▶ [WHAT IS ASKED]: In how many lines does the string "xlabel" appear? Answer with the number only.

▶ [ENTRIES]:

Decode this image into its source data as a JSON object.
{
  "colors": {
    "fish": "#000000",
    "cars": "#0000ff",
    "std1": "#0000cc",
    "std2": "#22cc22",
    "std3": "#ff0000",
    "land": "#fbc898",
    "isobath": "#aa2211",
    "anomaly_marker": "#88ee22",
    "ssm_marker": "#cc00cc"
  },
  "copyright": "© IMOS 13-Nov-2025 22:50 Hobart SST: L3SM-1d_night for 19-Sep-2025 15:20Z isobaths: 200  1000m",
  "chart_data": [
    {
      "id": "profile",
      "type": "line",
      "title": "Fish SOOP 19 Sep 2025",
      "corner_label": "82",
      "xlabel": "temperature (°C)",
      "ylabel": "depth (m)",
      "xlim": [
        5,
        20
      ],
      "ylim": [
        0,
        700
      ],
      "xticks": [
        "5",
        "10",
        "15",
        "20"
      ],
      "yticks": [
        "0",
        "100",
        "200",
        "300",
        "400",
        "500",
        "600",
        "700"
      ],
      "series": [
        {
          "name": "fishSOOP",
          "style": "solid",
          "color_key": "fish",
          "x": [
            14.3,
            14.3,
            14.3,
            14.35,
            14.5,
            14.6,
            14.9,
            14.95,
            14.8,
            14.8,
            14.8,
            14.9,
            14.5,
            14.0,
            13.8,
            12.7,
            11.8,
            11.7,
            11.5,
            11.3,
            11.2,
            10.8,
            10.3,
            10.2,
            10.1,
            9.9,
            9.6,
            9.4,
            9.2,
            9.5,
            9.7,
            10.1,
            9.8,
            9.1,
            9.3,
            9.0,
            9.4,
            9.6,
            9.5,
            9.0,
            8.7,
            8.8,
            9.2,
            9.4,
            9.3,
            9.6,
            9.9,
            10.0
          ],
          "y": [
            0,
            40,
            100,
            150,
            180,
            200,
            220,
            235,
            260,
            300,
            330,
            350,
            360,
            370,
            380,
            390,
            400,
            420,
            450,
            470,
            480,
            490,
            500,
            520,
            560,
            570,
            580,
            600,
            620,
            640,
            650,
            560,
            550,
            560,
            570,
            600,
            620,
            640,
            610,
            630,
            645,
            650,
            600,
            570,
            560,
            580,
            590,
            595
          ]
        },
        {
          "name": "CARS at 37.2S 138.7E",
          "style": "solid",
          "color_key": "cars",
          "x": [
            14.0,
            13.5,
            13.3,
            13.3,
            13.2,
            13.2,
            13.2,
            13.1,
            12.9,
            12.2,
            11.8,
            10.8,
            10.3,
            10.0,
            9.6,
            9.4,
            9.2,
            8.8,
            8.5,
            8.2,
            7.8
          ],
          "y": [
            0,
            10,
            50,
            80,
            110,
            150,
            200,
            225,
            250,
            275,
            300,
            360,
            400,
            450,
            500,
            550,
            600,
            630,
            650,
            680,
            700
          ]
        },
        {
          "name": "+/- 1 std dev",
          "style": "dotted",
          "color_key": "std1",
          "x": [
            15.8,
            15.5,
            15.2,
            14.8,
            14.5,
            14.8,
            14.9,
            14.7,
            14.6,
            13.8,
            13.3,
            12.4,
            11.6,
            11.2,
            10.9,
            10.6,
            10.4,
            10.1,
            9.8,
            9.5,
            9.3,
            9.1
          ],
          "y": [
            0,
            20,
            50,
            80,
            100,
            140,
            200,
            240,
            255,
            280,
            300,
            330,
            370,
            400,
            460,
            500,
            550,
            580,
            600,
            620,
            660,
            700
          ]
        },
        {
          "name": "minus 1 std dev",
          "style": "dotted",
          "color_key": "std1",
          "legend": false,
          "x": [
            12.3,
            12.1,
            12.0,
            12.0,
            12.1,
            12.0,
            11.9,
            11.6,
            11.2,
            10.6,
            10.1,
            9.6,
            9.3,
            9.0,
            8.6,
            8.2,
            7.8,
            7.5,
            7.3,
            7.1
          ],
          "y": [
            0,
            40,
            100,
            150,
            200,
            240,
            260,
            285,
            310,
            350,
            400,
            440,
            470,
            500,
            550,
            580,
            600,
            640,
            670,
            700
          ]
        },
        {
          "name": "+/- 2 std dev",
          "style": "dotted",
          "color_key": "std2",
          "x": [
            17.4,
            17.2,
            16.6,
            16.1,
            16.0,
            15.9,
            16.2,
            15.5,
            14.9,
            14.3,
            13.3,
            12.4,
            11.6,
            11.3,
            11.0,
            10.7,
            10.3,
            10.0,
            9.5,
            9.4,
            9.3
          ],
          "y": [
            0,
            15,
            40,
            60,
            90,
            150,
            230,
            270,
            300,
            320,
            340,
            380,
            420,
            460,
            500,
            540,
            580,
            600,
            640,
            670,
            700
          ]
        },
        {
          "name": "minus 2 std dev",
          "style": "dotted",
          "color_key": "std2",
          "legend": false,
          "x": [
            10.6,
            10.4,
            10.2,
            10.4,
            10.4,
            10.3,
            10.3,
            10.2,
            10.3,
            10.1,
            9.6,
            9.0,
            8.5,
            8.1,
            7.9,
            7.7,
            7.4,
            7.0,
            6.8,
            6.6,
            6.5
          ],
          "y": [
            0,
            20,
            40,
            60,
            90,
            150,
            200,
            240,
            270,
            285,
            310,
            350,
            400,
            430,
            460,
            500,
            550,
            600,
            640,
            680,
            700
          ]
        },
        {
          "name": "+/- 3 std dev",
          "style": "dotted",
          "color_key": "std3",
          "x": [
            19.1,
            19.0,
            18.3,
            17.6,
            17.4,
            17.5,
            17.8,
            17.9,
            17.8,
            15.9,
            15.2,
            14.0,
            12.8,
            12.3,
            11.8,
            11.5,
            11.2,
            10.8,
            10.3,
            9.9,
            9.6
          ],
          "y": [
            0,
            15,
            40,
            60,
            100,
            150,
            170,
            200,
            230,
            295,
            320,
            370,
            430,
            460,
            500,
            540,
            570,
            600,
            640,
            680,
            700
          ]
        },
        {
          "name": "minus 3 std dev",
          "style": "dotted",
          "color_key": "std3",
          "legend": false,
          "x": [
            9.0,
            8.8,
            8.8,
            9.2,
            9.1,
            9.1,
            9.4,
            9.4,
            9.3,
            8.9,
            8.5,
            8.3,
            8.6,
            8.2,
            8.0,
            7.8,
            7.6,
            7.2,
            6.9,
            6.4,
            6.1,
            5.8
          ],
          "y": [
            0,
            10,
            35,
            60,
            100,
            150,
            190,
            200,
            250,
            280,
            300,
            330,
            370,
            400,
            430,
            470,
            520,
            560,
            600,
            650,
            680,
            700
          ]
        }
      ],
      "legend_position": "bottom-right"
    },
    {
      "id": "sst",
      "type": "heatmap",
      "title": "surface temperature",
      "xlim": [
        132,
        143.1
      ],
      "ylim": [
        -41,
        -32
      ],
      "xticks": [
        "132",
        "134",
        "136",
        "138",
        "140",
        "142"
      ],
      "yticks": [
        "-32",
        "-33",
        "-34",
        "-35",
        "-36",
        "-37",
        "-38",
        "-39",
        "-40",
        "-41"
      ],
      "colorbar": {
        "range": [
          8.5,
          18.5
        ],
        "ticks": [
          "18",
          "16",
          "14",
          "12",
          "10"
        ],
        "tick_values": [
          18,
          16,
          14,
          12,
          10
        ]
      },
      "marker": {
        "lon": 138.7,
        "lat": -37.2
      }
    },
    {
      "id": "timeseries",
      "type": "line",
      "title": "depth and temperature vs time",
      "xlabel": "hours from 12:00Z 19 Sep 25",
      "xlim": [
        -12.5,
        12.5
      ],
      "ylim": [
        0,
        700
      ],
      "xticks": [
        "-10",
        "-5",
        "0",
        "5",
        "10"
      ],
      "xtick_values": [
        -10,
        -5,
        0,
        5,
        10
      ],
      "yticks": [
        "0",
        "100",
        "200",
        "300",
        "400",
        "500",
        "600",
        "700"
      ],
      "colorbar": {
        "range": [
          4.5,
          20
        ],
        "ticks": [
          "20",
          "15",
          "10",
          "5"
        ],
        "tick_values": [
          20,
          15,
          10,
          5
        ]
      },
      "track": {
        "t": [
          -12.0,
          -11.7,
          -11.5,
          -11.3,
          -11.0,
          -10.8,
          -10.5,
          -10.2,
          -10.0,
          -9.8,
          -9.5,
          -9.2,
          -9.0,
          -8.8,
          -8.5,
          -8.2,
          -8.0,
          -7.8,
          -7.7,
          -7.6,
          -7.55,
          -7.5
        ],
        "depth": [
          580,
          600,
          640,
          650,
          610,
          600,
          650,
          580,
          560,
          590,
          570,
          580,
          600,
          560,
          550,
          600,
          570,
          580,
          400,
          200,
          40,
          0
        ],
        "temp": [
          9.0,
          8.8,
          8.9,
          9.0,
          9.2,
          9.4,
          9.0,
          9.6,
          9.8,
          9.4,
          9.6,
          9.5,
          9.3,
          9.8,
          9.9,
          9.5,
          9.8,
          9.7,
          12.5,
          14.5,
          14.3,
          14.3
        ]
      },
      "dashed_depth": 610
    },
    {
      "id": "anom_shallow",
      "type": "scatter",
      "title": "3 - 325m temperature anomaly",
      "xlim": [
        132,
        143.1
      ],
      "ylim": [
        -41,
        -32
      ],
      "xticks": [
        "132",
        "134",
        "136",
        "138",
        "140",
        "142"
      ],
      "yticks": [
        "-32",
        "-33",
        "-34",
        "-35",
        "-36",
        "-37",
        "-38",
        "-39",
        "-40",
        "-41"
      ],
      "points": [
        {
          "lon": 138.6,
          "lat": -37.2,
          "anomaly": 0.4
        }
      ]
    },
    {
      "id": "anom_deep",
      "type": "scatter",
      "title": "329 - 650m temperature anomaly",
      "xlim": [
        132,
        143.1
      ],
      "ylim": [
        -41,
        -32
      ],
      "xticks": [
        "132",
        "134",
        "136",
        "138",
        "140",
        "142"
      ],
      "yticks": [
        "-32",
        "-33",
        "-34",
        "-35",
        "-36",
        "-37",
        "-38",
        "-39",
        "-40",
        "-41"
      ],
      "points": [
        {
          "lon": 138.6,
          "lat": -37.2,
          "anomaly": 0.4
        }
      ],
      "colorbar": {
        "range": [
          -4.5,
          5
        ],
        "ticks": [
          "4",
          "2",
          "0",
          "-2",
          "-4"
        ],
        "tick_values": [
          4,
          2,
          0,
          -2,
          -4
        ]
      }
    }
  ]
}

▶ [WRITTEN RESPONSE]: 2